> **Exercise requirements**
Wherever a line in the data below holds "Pctl", copy that line.

> **Source material**
+++

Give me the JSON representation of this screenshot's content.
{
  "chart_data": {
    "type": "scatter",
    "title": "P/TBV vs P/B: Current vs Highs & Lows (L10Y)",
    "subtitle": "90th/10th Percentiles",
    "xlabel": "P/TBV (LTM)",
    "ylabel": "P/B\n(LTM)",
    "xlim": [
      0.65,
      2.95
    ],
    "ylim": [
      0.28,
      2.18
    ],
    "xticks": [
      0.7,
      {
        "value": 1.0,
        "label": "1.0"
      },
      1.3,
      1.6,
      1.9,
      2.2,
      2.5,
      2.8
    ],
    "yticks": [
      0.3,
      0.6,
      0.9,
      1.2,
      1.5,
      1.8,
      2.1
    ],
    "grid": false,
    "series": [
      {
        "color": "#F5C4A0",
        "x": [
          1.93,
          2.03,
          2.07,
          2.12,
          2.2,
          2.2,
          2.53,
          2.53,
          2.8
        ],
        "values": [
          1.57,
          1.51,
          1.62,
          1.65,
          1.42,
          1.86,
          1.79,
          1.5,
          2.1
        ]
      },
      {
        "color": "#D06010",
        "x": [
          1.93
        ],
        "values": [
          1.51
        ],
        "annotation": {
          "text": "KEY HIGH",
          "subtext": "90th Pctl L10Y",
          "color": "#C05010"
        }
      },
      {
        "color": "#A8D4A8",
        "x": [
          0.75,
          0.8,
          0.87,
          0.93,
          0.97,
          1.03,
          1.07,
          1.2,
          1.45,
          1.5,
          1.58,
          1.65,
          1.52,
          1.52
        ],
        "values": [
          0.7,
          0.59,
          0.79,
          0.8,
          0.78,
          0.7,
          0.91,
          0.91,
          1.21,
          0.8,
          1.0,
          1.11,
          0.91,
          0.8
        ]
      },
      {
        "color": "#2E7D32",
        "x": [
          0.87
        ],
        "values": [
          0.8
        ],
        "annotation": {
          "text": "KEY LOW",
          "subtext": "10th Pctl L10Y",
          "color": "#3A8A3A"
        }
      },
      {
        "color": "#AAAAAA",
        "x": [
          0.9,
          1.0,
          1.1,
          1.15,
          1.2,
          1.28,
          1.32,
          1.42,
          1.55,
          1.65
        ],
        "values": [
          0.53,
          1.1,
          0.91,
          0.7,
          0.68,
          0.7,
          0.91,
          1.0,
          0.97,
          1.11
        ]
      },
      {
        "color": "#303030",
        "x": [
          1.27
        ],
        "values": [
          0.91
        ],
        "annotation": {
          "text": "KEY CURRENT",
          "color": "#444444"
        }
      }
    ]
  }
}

+++

> **Correct output**
          "subtext": "90th Pctl L10Y",
          "subtext": "10th Pctl L10Y",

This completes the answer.